Look through the data below. Collect every line where the word "Rate" occurs.

[Given data]
====

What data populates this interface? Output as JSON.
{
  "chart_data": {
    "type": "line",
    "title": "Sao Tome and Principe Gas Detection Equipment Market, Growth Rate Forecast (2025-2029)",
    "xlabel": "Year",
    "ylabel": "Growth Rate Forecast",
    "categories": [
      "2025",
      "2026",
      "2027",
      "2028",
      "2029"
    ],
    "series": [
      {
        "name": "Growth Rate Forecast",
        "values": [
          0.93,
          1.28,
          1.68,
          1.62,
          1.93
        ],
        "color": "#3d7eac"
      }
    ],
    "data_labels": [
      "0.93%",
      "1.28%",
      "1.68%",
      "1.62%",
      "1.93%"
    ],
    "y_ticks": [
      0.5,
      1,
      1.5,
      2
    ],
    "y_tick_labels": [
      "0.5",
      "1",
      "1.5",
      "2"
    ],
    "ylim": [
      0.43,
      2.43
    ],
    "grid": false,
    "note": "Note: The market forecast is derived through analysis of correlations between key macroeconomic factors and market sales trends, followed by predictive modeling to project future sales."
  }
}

====

[Solved problem]
    "title": "Sao Tome and Principe Gas Detection Equipment Market, Growth Rate Forecast (2025-2029)",
    "ylabel": "Growth Rate Forecast",
        "name": "Growth Rate Forecast",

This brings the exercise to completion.